* [Your instructions]
Below is a listing; copy all of it exactly.

* [Information shown]

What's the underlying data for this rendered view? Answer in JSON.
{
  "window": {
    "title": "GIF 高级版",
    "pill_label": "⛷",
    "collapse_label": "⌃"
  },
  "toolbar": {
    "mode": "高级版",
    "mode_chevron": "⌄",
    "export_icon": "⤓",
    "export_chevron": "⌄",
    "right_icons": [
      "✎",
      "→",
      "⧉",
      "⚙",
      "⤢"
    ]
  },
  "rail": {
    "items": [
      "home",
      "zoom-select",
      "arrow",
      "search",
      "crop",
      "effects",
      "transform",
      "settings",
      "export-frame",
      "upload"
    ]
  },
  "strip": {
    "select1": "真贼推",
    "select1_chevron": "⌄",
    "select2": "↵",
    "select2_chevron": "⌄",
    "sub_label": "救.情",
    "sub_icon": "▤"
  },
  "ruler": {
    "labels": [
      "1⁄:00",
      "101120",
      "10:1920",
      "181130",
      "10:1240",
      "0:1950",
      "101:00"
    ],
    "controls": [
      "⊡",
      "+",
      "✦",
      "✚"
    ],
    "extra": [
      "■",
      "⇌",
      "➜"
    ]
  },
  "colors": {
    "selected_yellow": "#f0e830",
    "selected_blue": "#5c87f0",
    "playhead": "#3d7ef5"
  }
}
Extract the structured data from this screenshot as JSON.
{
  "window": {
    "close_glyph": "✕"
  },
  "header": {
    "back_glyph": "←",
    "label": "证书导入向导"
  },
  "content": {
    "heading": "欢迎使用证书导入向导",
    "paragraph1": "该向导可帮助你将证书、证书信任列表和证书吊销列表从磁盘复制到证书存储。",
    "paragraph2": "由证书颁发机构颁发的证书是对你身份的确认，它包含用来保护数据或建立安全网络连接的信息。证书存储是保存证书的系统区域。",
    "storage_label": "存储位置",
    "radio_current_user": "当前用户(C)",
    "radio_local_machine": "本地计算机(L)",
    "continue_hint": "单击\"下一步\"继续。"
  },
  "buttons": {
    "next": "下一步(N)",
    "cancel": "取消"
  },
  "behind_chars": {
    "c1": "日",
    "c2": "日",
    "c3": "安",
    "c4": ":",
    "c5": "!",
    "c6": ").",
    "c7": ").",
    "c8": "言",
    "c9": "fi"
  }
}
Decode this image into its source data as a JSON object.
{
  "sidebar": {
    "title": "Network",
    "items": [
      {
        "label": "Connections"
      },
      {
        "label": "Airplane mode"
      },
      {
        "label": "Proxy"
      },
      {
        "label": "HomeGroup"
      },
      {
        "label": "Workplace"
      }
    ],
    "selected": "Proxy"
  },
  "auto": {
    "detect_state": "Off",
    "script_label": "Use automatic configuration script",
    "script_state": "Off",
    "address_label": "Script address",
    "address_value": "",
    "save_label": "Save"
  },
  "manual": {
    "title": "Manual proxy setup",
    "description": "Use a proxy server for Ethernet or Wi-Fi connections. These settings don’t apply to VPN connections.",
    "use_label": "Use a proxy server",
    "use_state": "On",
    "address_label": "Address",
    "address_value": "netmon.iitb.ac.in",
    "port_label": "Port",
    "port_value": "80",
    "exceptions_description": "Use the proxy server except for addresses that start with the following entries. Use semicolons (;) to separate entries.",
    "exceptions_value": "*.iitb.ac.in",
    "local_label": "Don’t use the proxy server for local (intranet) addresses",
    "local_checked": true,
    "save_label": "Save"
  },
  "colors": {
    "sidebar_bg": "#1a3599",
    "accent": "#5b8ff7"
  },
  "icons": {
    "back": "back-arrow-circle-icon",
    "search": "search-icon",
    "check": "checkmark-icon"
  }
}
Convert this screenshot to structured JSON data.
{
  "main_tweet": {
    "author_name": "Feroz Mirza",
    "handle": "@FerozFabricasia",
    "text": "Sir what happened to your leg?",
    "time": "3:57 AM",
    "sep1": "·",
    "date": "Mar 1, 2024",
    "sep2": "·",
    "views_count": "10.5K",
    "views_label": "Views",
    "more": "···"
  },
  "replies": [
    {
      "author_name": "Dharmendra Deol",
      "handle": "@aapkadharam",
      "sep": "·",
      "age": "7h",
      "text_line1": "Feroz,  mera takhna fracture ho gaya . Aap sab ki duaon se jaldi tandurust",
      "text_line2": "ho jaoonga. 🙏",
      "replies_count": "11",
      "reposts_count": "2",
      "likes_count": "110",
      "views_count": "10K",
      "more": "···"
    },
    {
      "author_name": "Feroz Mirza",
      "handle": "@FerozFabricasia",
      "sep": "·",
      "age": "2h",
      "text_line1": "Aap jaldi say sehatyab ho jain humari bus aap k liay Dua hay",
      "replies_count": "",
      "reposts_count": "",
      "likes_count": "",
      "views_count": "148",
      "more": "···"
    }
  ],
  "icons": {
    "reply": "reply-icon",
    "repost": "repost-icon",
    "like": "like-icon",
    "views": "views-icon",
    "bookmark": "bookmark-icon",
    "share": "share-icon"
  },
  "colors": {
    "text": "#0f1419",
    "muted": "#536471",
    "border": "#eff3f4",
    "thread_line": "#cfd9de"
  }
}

* [Full solution]
What's the underlying data for this rendered view? Answer in JSON.
{
  "window": {
    "title": "GIF 高级版",
    "pill_label": "⛷",
    "collapse_label": "⌃"
  },
  "toolbar": {
    "mode": "高级版",
    "mode_chevron": "⌄",
    "export_icon": "⤓",
    "export_chevron": "⌄",
    "right_icons": [
      "✎",
      "→",
      "⧉",
      "⚙",
      "⤢"
    ]
  },
  "rail": {
    "items": [
      "home",
      "zoom-select",
      "arrow",
      "search",
      "crop",
      "effects",
      "transform",
      "settings",
      "export-frame",
      "upload"
    ]
  },
  "strip": {
    "select1": "真贼推",
    "select1_chevron": "⌄",
    "select2": "↵",
    "select2_chevron": "⌄",
    "sub_label": "救.情",
    "sub_icon": "▤"
  },
  "ruler": {
    "labels": [
      "1⁄:00",
      "101120",
      "10:1920",
      "181130",
      "10:1240",
      "0:1950",
      "101:00"
    ],
    "controls": [
      "⊡",
      "+",
      "✦",
      "✚"
    ],
    "extra": [
      "■",
      "⇌",
      "➜"
    ]
  },
  "colors": {
    "selected_yellow": "#f0e830",
    "selected_blue": "#5c87f0",
    "playhead": "#3d7ef5"
  }
}
Extract the structured data from this screenshot as JSON.
{
  "window": {
    "close_glyph": "✕"
  },
  "header": {
    "back_glyph": "←",
    "label": "证书导入向导"
  },
  "content": {
    "heading": "欢迎使用证书导入向导",
    "paragraph1": "该向导可帮助你将证书、证书信任列表和证书吊销列表从磁盘复制到证书存储。",
    "paragraph2": "由证书颁发机构颁发的证书是对你身份的确认，它包含用来保护数据或建立安全网络连接的信息。证书存储是保存证书的系统区域。",
    "storage_label": "存储位置",
    "radio_current_user": "当前用户(C)",
    "radio_local_machine": "本地计算机(L)",
    "continue_hint": "单击\"下一步\"继续。"
  },
  "buttons": {
    "next": "下一步(N)",
    "cancel": "取消"
  },
  "behind_chars": {
    "c1": "日",
    "c2": "日",
    "c3": "安",
    "c4": ":",
    "c5": "!",
    "c6": ").",
    "c7": ").",
    "c8": "言",
    "c9": "fi"
  }
}
Decode this image into its source data as a JSON object.
{
  "sidebar": {
    "title": "Network",
    "items": [
      {
        "label": "Connections"
      },
      {
        "label": "Airplane mode"
      },
      {
        "label": "Proxy"
      },
      {
        "label": "HomeGroup"
      },
      {
        "label": "Workplace"
      }
    ],
    "selected": "Proxy"
  },
  "auto": {
    "detect_state": "Off",
    "script_label": "Use automatic configuration script",
    "script_state": "Off",
    "address_label": "Script address",
    "address_value": "",
    "save_label": "Save"
  },
  "manual": {
    "title": "Manual proxy setup",
    "description": "Use a proxy server for Ethernet or Wi-Fi connections. These settings don’t apply to VPN connections.",
    "use_label": "Use a proxy server",
    "use_state": "On",
    "address_label": "Address",
    "address_value": "netmon.iitb.ac.in",
    "port_label": "Port",
    "port_value": "80",
    "exceptions_description": "Use the proxy server except for addresses that start with the following entries. Use semicolons (;) to separate entries.",
    "exceptions_value": "*.iitb.ac.in",
    "local_label": "Don’t use the proxy server for local (intranet) addresses",
    "local_checked": true,
    "save_label": "Save"
  },
  "colors": {
    "sidebar_bg": "#1a3599",
    "accent": "#5b8ff7"
  },
  "icons": {
    "back": "back-arrow-circle-icon",
    "search": "search-icon",
    "check": "checkmark-icon"
  }
}
Convert this screenshot to structured JSON data.
{
  "main_tweet": {
    "author_name": "Feroz Mirza",
    "handle": "@FerozFabricasia",
    "text": "Sir what happened to your leg?",
    "time": "3:57 AM",
    "sep1": "·",
    "date": "Mar 1, 2024",
    "sep2": "·",
    "views_count": "10.5K",
    "views_label": "Views",
    "more": "···"
  },
  "replies": [
    {
      "author_name": "Dharmendra Deol",
      "handle": "@aapkadharam",
      "sep": "·",
      "age": "7h",
      "text_line1": "Feroz,  mera takhna fracture ho gaya . Aap sab ki duaon se jaldi tandurust",
      "text_line2": "ho jaoonga. 🙏",
      "replies_count": "11",
      "reposts_count": "2",
      "likes_count": "110",
      "views_count": "10K",
      "more": "···"
    },
    {
      "author_name": "Feroz Mirza",
      "handle": "@FerozFabricasia",
      "sep": "·",
      "age": "2h",
      "text_line1": "Aap jaldi say sehatyab ho jain humari bus aap k liay Dua hay",
      "replies_count": "",
      "reposts_count": "",
      "likes_count": "",
      "views_count": "148",
      "more": "···"
    }
  ],
  "icons": {
    "reply": "reply-icon",
    "repost": "repost-icon",
    "like": "like-icon",
    "views": "views-icon",
    "bookmark": "bookmark-icon",
    "share": "share-icon"
  },
  "colors": {
    "text": "#0f1419",
    "muted": "#536471",
    "border": "#eff3f4",
    "thread_line": "#cfd9de"
  }
}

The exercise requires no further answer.